* Annotated element listings
..........

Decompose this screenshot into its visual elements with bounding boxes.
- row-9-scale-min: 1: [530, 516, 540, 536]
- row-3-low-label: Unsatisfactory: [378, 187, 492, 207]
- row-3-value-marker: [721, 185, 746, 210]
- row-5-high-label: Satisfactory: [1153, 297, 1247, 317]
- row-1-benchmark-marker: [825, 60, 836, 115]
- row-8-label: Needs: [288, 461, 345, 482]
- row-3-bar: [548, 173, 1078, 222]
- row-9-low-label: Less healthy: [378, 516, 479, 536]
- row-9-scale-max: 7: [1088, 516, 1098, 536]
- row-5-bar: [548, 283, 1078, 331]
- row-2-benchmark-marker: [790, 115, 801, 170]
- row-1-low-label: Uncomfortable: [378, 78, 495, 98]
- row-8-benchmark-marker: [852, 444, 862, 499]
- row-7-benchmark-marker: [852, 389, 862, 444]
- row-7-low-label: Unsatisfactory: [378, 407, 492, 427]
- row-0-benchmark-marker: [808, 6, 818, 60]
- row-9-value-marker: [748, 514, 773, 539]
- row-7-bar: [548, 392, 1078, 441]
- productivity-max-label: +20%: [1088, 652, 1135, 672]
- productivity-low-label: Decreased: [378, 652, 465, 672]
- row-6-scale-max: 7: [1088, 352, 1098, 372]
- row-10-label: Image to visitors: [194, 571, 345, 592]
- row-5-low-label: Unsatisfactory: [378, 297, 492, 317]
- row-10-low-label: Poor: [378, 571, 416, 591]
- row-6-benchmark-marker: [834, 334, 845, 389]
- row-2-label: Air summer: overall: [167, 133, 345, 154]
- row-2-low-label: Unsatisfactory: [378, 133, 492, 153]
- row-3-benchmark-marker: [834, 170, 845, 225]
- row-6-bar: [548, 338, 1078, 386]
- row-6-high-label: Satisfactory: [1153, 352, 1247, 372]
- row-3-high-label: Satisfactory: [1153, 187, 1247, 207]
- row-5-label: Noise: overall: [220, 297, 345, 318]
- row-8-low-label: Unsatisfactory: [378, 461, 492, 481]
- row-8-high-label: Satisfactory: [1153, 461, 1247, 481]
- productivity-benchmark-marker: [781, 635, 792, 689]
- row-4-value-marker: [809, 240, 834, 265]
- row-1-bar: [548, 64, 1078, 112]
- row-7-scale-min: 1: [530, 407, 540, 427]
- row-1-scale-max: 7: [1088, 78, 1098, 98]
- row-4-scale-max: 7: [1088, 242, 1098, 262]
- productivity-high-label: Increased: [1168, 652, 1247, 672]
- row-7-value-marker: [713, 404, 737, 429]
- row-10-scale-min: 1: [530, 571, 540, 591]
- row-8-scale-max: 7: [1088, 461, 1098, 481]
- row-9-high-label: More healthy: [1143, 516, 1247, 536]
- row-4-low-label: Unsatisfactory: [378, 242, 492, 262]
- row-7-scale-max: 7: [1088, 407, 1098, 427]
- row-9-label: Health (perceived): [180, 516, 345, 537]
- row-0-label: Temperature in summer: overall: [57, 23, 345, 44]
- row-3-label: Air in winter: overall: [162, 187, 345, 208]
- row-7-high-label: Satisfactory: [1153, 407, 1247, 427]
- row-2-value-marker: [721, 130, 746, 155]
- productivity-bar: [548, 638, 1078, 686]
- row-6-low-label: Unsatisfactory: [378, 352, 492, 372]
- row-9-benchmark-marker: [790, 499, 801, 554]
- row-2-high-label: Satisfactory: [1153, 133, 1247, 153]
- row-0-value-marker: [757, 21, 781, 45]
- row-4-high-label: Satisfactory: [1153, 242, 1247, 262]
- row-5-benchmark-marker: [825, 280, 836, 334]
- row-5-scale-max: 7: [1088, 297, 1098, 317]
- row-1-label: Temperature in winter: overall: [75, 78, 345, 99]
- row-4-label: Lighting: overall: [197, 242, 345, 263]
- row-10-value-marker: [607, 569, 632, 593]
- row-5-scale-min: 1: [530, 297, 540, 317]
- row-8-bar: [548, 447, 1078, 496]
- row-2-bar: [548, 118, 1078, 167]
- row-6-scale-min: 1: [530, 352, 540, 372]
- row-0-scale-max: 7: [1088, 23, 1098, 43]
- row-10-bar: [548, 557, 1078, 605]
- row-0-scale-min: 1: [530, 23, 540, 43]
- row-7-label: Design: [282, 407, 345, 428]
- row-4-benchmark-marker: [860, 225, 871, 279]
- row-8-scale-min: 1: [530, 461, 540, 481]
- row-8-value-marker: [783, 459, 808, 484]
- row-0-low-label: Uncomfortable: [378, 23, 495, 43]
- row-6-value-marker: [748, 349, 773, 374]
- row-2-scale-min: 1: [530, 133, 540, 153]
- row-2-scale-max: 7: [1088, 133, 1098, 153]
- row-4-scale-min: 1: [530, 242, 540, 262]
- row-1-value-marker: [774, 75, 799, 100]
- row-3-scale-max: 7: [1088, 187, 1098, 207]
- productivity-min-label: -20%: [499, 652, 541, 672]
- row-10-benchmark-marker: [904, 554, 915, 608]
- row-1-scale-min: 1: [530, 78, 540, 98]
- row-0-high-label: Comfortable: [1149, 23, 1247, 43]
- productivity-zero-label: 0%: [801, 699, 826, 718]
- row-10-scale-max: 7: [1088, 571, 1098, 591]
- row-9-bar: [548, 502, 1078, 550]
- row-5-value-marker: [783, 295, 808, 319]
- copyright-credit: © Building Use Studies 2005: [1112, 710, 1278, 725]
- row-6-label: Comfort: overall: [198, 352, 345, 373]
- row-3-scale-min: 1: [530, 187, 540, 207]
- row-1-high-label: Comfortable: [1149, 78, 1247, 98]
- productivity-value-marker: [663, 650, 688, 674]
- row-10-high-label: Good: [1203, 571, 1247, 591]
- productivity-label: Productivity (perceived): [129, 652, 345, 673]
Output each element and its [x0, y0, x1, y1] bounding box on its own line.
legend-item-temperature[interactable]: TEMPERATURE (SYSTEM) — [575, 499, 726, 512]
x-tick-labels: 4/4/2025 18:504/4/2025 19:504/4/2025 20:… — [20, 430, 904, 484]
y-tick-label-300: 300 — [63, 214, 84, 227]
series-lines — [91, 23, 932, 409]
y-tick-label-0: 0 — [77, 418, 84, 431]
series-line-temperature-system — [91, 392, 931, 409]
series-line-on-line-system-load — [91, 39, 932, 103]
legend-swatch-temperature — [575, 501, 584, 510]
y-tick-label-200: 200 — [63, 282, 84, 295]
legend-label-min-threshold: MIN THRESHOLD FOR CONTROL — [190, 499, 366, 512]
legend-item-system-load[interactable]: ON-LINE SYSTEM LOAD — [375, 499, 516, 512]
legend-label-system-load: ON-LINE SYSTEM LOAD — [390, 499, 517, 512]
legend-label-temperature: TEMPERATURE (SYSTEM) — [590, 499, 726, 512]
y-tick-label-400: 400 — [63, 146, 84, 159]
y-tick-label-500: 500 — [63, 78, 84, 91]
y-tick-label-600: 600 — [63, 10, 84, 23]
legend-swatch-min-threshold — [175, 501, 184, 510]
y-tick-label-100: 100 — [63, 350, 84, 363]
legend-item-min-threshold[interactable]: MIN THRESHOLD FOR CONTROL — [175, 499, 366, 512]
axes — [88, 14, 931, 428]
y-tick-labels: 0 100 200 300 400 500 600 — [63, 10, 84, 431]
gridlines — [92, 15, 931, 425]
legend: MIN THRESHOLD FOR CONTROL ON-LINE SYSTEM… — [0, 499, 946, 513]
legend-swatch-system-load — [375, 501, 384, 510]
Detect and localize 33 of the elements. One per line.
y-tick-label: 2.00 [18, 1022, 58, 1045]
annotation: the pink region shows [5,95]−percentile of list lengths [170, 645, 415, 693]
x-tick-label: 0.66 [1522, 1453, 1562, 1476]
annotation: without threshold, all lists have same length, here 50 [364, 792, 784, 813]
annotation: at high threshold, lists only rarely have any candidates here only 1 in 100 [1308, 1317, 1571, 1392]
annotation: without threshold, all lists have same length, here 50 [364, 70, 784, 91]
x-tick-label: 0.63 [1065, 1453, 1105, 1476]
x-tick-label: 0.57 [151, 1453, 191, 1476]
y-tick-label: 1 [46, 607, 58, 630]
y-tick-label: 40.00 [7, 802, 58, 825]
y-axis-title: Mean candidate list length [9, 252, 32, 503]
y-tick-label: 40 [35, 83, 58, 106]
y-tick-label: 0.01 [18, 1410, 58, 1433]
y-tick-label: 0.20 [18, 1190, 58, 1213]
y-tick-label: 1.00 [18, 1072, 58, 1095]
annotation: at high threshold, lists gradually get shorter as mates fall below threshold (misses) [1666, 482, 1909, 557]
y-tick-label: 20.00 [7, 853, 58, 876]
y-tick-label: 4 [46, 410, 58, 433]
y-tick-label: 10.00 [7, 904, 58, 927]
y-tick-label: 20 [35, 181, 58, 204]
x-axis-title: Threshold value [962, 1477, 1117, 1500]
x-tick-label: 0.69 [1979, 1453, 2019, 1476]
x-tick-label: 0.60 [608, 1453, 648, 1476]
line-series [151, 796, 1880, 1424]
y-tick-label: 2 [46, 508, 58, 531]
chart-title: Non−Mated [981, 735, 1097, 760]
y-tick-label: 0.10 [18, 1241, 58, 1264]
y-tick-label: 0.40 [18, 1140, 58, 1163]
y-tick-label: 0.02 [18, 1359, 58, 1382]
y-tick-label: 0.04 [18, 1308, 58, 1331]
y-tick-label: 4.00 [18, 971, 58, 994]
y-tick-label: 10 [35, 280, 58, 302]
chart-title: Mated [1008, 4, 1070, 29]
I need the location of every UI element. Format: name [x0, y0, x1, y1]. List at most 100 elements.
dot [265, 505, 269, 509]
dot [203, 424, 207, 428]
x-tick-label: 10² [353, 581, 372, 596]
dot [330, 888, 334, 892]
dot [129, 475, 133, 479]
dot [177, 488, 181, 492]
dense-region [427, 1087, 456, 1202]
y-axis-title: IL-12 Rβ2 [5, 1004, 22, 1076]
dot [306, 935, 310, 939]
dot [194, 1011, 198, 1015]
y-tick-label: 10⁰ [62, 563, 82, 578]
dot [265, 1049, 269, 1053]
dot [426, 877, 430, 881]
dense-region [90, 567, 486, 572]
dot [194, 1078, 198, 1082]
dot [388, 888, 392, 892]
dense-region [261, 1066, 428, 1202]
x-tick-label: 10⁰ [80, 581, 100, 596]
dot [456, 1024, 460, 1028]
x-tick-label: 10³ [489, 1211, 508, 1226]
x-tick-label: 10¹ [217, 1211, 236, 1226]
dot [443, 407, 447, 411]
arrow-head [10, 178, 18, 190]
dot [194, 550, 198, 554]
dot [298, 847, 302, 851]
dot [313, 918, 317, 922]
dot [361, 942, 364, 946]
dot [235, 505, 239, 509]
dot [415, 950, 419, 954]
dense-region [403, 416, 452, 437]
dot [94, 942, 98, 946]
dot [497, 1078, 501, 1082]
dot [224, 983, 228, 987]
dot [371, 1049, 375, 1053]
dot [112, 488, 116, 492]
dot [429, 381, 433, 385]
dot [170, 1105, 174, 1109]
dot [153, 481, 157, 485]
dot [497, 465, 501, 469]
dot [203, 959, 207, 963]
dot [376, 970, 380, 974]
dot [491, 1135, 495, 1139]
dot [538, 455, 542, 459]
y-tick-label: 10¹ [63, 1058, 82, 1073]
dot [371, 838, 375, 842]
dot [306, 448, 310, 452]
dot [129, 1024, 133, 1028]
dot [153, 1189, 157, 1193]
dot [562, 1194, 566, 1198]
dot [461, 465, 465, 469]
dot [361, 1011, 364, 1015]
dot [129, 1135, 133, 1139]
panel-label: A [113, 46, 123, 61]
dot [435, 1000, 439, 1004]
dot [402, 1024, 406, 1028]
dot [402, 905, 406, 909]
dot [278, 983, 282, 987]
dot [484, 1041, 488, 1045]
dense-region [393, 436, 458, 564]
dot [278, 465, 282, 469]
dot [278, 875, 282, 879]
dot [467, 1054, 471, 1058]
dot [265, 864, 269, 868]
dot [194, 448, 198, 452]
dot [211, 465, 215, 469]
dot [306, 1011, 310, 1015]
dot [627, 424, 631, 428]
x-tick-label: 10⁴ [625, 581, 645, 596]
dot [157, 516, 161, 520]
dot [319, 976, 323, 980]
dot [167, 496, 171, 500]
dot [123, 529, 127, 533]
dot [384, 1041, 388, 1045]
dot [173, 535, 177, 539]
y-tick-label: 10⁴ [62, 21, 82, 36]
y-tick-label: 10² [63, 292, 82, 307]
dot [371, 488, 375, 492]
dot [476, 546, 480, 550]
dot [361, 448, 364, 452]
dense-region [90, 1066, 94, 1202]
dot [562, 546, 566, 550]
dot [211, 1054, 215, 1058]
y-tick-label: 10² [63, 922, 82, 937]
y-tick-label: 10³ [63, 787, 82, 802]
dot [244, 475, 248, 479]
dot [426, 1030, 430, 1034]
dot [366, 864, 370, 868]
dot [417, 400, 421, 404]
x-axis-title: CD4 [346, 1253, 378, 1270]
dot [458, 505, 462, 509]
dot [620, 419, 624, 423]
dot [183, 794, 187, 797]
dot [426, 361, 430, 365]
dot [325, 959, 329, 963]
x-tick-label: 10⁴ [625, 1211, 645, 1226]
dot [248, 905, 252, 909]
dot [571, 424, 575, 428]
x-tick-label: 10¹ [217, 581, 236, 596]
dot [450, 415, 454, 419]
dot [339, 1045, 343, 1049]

..........

* TASK REQUIREMENTS
Render the stretch from the start of the listing through the line containing "- row-3-bar: [548, 173, 1078, 222]" as a numbered list, omitting any blank lines.

* REPLY TO THE EXERCISE
1. Decompose this screenshot into its visual elements with bounding boxes.
2. - row-9-scale-min: 1: [530, 516, 540, 536]
3. - row-3-low-label: Unsatisfactory: [378, 187, 492, 207]
4. - row-3-value-marker: [721, 185, 746, 210]
5. - row-5-high-label: Satisfactory: [1153, 297, 1247, 317]
6. - row-1-benchmark-marker: [825, 60, 836, 115]
7. - row-8-label: Needs: [288, 461, 345, 482]
8. - row-3-bar: [548, 173, 1078, 222]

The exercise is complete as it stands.